Below are records to repeat exactly. Omit the pictures from the copy.

■ **Items**
○ ○ ○ ○ ○

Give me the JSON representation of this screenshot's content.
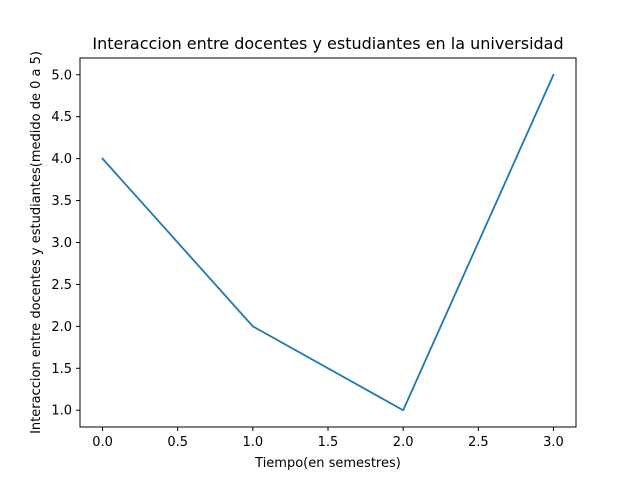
{
  "chart_data": {
    "type": "line",
    "title": "Interaccion entre docentes y estudiantes en la universidad",
    "xlabel": "Tiempo(en semestres)",
    "ylabel": "Interaccion entre docentes y estudiantes(medido de 0 a 5)",
    "x": [
      0,
      1,
      2,
      3
    ],
    "series": [
      {
        "values": [
          4,
          2,
          1,
          5
        ],
        "color": "#1f77b4"
      }
    ],
    "xlim": [
      -0.15,
      3.15
    ],
    "ylim": [
      0.8,
      5.2
    ],
    "x_ticks": [
      0.0,
      0.5,
      1.0,
      1.5,
      2.0,
      2.5,
      3.0
    ],
    "x_tick_labels": [
      "0.0",
      "0.5",
      "1.0",
      "1.5",
      "2.0",
      "2.5",
      "3.0"
    ],
    "y_ticks": [
      1.0,
      1.5,
      2.0,
      2.5,
      3.0,
      3.5,
      4.0,
      4.5,
      5.0
    ],
    "y_tick_labels": [
      "1.0",
      "1.5",
      "2.0",
      "2.5",
      "3.0",
      "3.5",
      "4.0",
      "4.5",
      "5.0"
    ],
    "grid": false,
    "legend": "none"
  }
}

○ ○ ○ ○ ○

■ **Written response**
Give me the JSON representation of this screenshot's content.
{
  "chart_data": {
    "type": "line",
    "title": "Interaccion entre docentes y estudiantes en la universidad",
    "xlabel": "Tiempo(en semestres)",
    "ylabel": "Interaccion entre docentes y estudiantes(medido de 0 a 5)",
    "x": [
      0,
      1,
      2,
      3
    ],
    "series": [
      {
        "values": [
          4,
          2,
          1,
          5
        ],
        "color": "#1f77b4"
      }
    ],
    "xlim": [
      -0.15,
      3.15
    ],
    "ylim": [
      0.8,
      5.2
    ],
    "x_ticks": [
      0.0,
      0.5,
      1.0,
      1.5,
      2.0,
      2.5,
      3.0
    ],
    "x_tick_labels": [
      "0.0",
      "0.5",
      "1.0",
      "1.5",
      "2.0",
      "2.5",
      "3.0"
    ],
    "y_ticks": [
      1.0,
      1.5,
      2.0,
      2.5,
      3.0,
      3.5,
      4.0,
      4.5,
      5.0
    ],
    "y_tick_labels": [
      "1.0",
      "1.5",
      "2.0",
      "2.5",
      "3.0",
      "3.5",
      "4.0",
      "4.5",
      "5.0"
    ],
    "grid": false,
    "legend": "none"
  }
}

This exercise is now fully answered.